**What you will do:** What follows is a block of records; reproduce all of it verbatim.

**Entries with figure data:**
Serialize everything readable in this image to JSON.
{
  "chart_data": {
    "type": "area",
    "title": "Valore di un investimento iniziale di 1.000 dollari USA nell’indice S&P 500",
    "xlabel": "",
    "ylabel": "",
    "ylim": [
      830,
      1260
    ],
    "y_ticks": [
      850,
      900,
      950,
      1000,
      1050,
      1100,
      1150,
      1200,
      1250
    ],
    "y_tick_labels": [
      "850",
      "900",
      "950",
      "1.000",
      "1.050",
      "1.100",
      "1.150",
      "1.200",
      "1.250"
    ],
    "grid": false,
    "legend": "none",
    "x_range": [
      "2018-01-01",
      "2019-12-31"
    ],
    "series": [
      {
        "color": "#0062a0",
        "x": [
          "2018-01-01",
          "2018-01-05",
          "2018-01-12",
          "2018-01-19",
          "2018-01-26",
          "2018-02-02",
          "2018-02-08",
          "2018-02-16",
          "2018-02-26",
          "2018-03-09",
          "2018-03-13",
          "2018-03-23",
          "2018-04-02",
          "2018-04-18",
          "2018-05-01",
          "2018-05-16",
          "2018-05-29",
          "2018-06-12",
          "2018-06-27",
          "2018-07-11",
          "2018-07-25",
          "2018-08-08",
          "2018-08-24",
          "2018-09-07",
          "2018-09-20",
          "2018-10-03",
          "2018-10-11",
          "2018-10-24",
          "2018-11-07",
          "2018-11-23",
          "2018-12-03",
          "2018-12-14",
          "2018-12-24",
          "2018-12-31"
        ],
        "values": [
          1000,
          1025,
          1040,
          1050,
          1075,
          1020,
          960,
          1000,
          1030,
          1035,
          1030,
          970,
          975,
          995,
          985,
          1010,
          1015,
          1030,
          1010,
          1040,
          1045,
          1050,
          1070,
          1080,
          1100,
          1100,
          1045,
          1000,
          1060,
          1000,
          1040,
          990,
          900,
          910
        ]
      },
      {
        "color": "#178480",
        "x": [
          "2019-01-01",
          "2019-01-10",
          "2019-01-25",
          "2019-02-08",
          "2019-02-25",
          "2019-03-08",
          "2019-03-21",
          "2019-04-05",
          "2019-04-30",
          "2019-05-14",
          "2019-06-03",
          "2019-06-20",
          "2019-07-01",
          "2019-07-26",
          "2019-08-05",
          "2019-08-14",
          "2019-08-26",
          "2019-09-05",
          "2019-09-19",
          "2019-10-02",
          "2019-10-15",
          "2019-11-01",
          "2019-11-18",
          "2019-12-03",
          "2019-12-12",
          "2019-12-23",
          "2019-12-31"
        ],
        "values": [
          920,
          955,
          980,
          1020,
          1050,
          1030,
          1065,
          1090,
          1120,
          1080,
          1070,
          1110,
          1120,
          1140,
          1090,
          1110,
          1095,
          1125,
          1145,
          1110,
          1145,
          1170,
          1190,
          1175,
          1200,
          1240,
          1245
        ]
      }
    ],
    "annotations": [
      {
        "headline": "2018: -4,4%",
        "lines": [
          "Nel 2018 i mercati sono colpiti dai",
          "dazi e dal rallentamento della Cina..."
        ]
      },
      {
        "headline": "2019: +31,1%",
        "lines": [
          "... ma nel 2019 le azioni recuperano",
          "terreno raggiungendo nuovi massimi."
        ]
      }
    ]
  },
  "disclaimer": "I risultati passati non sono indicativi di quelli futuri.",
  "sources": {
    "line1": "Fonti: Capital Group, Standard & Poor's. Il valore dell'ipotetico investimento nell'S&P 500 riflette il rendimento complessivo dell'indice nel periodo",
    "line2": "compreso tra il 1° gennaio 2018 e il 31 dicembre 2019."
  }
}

**Result for this task:**
Serialize everything readable in this image to JSON.
{
  "chart_data": {
    "type": "area",
    "title": "Valore di un investimento iniziale di 1.000 dollari USA nell’indice S&P 500",
    "xlabel": "",
    "ylabel": "",
    "ylim": [
      830,
      1260
    ],
    "y_ticks": [
      850,
      900,
      950,
      1000,
      1050,
      1100,
      1150,
      1200,
      1250
    ],
    "y_tick_labels": [
      "850",
      "900",
      "950",
      "1.000",
      "1.050",
      "1.100",
      "1.150",
      "1.200",
      "1.250"
    ],
    "grid": false,
    "legend": "none",
    "x_range": [
      "2018-01-01",
      "2019-12-31"
    ],
    "series": [
      {
        "color": "#0062a0",
        "x": [
          "2018-01-01",
          "2018-01-05",
          "2018-01-12",
          "2018-01-19",
          "2018-01-26",
          "2018-02-02",
          "2018-02-08",
          "2018-02-16",
          "2018-02-26",
          "2018-03-09",
          "2018-03-13",
          "2018-03-23",
          "2018-04-02",
          "2018-04-18",
          "2018-05-01",
          "2018-05-16",
          "2018-05-29",
          "2018-06-12",
          "2018-06-27",
          "2018-07-11",
          "2018-07-25",
          "2018-08-08",
          "2018-08-24",
          "2018-09-07",
          "2018-09-20",
          "2018-10-03",
          "2018-10-11",
          "2018-10-24",
          "2018-11-07",
          "2018-11-23",
          "2018-12-03",
          "2018-12-14",
          "2018-12-24",
          "2018-12-31"
        ],
        "values": [
          1000,
          1025,
          1040,
          1050,
          1075,
          1020,
          960,
          1000,
          1030,
          1035,
          1030,
          970,
          975,
          995,
          985,
          1010,
          1015,
          1030,
          1010,
          1040,
          1045,
          1050,
          1070,
          1080,
          1100,
          1100,
          1045,
          1000,
          1060,
          1000,
          1040,
          990,
          900,
          910
        ]
      },
      {
        "color": "#178480",
        "x": [
          "2019-01-01",
          "2019-01-10",
          "2019-01-25",
          "2019-02-08",
          "2019-02-25",
          "2019-03-08",
          "2019-03-21",
          "2019-04-05",
          "2019-04-30",
          "2019-05-14",
          "2019-06-03",
          "2019-06-20",
          "2019-07-01",
          "2019-07-26",
          "2019-08-05",
          "2019-08-14",
          "2019-08-26",
          "2019-09-05",
          "2019-09-19",
          "2019-10-02",
          "2019-10-15",
          "2019-11-01",
          "2019-11-18",
          "2019-12-03",
          "2019-12-12",
          "2019-12-23",
          "2019-12-31"
        ],
        "values": [
          920,
          955,
          980,
          1020,
          1050,
          1030,
          1065,
          1090,
          1120,
          1080,
          1070,
          1110,
          1120,
          1140,
          1090,
          1110,
          1095,
          1125,
          1145,
          1110,
          1145,
          1170,
          1190,
          1175,
          1200,
          1240,
          1245
        ]
      }
    ],
    "annotations": [
      {
        "headline": "2018: -4,4%",
        "lines": [
          "Nel 2018 i mercati sono colpiti dai",
          "dazi e dal rallentamento della Cina..."
        ]
      },
      {
        "headline": "2019: +31,1%",
        "lines": [
          "... ma nel 2019 le azioni recuperano",
          "terreno raggiungendo nuovi massimi."
        ]
      }
    ]
  },
  "disclaimer": "I risultati passati non sono indicativi di quelli futuri.",
  "sources": {
    "line1": "Fonti: Capital Group, Standard & Poor's. Il valore dell'ipotetico investimento nell'S&P 500 riflette il rendimento complessivo dell'indice nel periodo",
    "line2": "compreso tra il 1° gennaio 2018 e il 31 dicembre 2019."
  }
}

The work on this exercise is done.